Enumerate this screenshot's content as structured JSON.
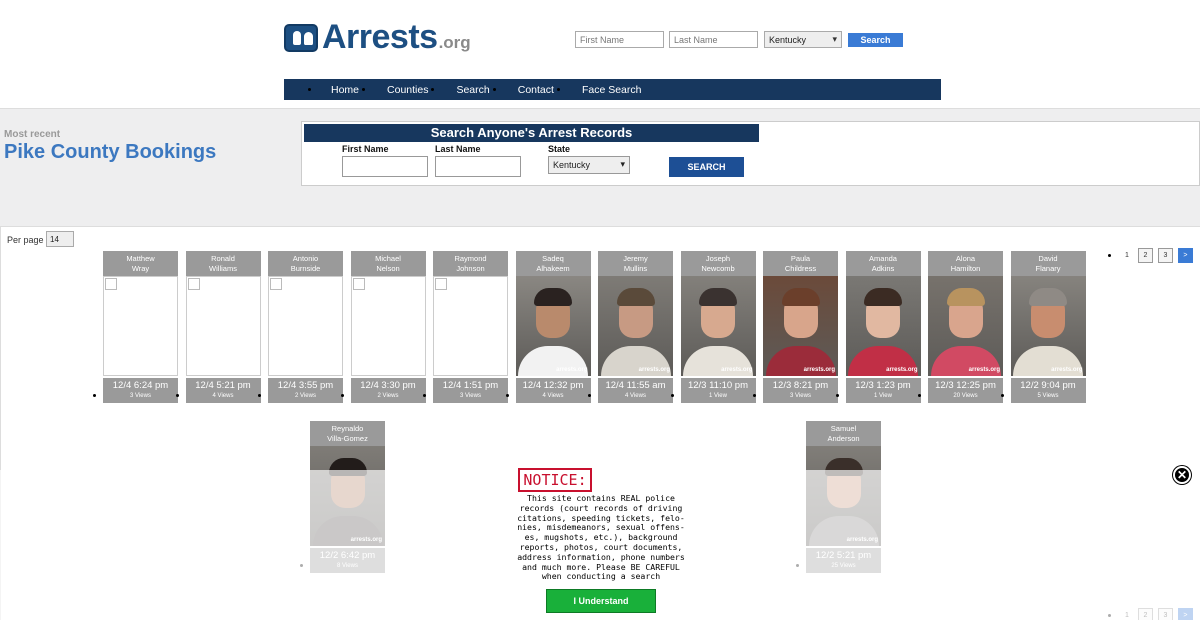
{
  "header": {
    "logo_text": "Arrests",
    "logo_suffix": ".org",
    "first_name_placeholder": "First Name",
    "last_name_placeholder": "Last Name",
    "state_value": "Kentucky",
    "search_label": "Search"
  },
  "nav": {
    "items": [
      "Home",
      "Counties",
      "Search",
      "Contact",
      "Face Search"
    ]
  },
  "page": {
    "subtitle": "Most recent",
    "title": "Pike County Bookings"
  },
  "search_box": {
    "heading": "Search Anyone's Arrest Records",
    "first_name_label": "First Name",
    "last_name_label": "Last Name",
    "state_label": "State",
    "state_value": "Kentucky",
    "button_label": "SEARCH"
  },
  "listing": {
    "per_page_label": "Per page",
    "per_page_value": "14",
    "pages": [
      "1",
      "2",
      "3",
      ">"
    ]
  },
  "bookings": [
    {
      "first": "Matthew",
      "last": "Wray",
      "time": "12/4 6:24 pm",
      "views": "3 Views",
      "photo": "broken"
    },
    {
      "first": "Ronald",
      "last": "Williams",
      "time": "12/4 5:21 pm",
      "views": "4 Views",
      "photo": "broken"
    },
    {
      "first": "Antonio",
      "last": "Burnside",
      "time": "12/4 3:55 pm",
      "views": "2 Views",
      "photo": "broken"
    },
    {
      "first": "Michael",
      "last": "Nelson",
      "time": "12/4 3:30 pm",
      "views": "2 Views",
      "photo": "broken"
    },
    {
      "first": "Raymond",
      "last": "Johnson",
      "time": "12/4 1:51 pm",
      "views": "3 Views",
      "photo": "broken"
    },
    {
      "first": "Sadeq",
      "last": "Alhakeem",
      "time": "12/4 12:32 pm",
      "views": "4 Views",
      "photo": "mugshot"
    },
    {
      "first": "Jeremy",
      "last": "Mullins",
      "time": "12/4 11:55 am",
      "views": "4 Views",
      "photo": "mugshot"
    },
    {
      "first": "Joseph",
      "last": "Newcomb",
      "time": "12/3 11:10 pm",
      "views": "1 View",
      "photo": "mugshot"
    },
    {
      "first": "Paula",
      "last": "Childress",
      "time": "12/3 8:21 pm",
      "views": "3 Views",
      "photo": "mugshot"
    },
    {
      "first": "Amanda",
      "last": "Adkins",
      "time": "12/3 1:23 pm",
      "views": "1 View",
      "photo": "mugshot"
    },
    {
      "first": "Alona",
      "last": "Hamilton",
      "time": "12/3 12:25 pm",
      "views": "20 Views",
      "photo": "mugshot"
    },
    {
      "first": "David",
      "last": "Flanary",
      "time": "12/2 9:04 pm",
      "views": "5 Views",
      "photo": "mugshot"
    },
    {
      "first": "Reynaldo",
      "last": "Villa-Gomez",
      "time": "12/2 6:42 pm",
      "views": "8 Views",
      "photo": "mugshot"
    },
    {
      "first": "Samuel",
      "last": "Anderson",
      "time": "12/2 5:21 pm",
      "views": "25 Views",
      "photo": "mugshot"
    }
  ],
  "notice": {
    "title": "NOTICE:",
    "lines": [
      "This site contains REAL police",
      "records (court records of driving",
      "citations, speeding tickets, felo-",
      "nies, misdemeanors, sexual offens-",
      "es, mugshots, etc.), background",
      "reports, photos, court documents,",
      "address information, phone numbers",
      "and much more. Please BE CAREFUL",
      "when conducting a search"
    ],
    "button_label": "I Understand",
    "close_symbol": "✕"
  },
  "watermark": "arrests.org",
  "colors": {
    "navy": "#17375e",
    "brand_blue": "#1d4f82",
    "title_blue": "#3c78c0",
    "button_blue": "#3a7bd5",
    "card_gray": "#9a9a9a",
    "notice_red": "#c8102e",
    "accept_green": "#19b03a"
  }
}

**Task details**
Reproduce the listing exactly. Leave its pictures out.

**Result**
Enumerate this screenshot's content as structured JSON.
{
  "header": {
    "logo_text": "Arrests",
    "logo_suffix": ".org",
    "first_name_placeholder": "First Name",
    "last_name_placeholder": "Last Name",
    "state_value": "Kentucky",
    "search_label": "Search"
  },
  "nav": {
    "items": [
      "Home",
      "Counties",
      "Search",
      "Contact",
      "Face Search"
    ]
  },
  "page": {
    "subtitle": "Most recent",
    "title": "Pike County Bookings"
  },
  "search_box": {
    "heading": "Search Anyone's Arrest Records",
    "first_name_label": "First Name",
    "last_name_label": "Last Name",
    "state_label": "State",
    "state_value": "Kentucky",
    "button_label": "SEARCH"
  },
  "listing": {
    "per_page_label": "Per page",
    "per_page_value": "14",
    "pages": [
      "1",
      "2",
      "3",
      ">"
    ]
  },
  "bookings": [
    {
      "first": "Matthew",
      "last": "Wray",
      "time": "12/4 6:24 pm",
      "views": "3 Views",
      "photo": "broken"
    },
    {
      "first": "Ronald",
      "last": "Williams",
      "time": "12/4 5:21 pm",
      "views": "4 Views",
      "photo": "broken"
    },
    {
      "first": "Antonio",
      "last": "Burnside",
      "time": "12/4 3:55 pm",
      "views": "2 Views",
      "photo": "broken"
    },
    {
      "first": "Michael",
      "last": "Nelson",
      "time": "12/4 3:30 pm",
      "views": "2 Views",
      "photo": "broken"
    },
    {
      "first": "Raymond",
      "last": "Johnson",
      "time": "12/4 1:51 pm",
      "views": "3 Views",
      "photo": "broken"
    },
    {
      "first": "Sadeq",
      "last": "Alhakeem",
      "time": "12/4 12:32 pm",
      "views": "4 Views",
      "photo": "mugshot"
    },
    {
      "first": "Jeremy",
      "last": "Mullins",
      "time": "12/4 11:55 am",
      "views": "4 Views",
      "photo": "mugshot"
    },
    {
      "first": "Joseph",
      "last": "Newcomb",
      "time": "12/3 11:10 pm",
      "views": "1 View",
      "photo": "mugshot"
    },
    {
      "first": "Paula",
      "last": "Childress",
      "time": "12/3 8:21 pm",
      "views": "3 Views",
      "photo": "mugshot"
    },
    {
      "first": "Amanda",
      "last": "Adkins",
      "time": "12/3 1:23 pm",
      "views": "1 View",
      "photo": "mugshot"
    },
    {
      "first": "Alona",
      "last": "Hamilton",
      "time": "12/3 12:25 pm",
      "views": "20 Views",
      "photo": "mugshot"
    },
    {
      "first": "David",
      "last": "Flanary",
      "time": "12/2 9:04 pm",
      "views": "5 Views",
      "photo": "mugshot"
    },
    {
      "first": "Reynaldo",
      "last": "Villa-Gomez",
      "time": "12/2 6:42 pm",
      "views": "8 Views",
      "photo": "mugshot"
    },
    {
      "first": "Samuel",
      "last": "Anderson",
      "time": "12/2 5:21 pm",
      "views": "25 Views",
      "photo": "mugshot"
    }
  ],
  "notice": {
    "title": "NOTICE:",
    "lines": [
      "This site contains REAL police",
      "records (court records of driving",
      "citations, speeding tickets, felo-",
      "nies, misdemeanors, sexual offens-",
      "es, mugshots, etc.), background",
      "reports, photos, court documents,",
      "address information, phone numbers",
      "and much more. Please BE CAREFUL",
      "when conducting a search"
    ],
    "button_label": "I Understand",
    "close_symbol": "✕"
  },
  "watermark": "arrests.org",
  "colors": {
    "navy": "#17375e",
    "brand_blue": "#1d4f82",
    "title_blue": "#3c78c0",
    "button_blue": "#3a7bd5",
    "card_gray": "#9a9a9a",
    "notice_red": "#c8102e",
    "accept_green": "#19b03a"
  }
}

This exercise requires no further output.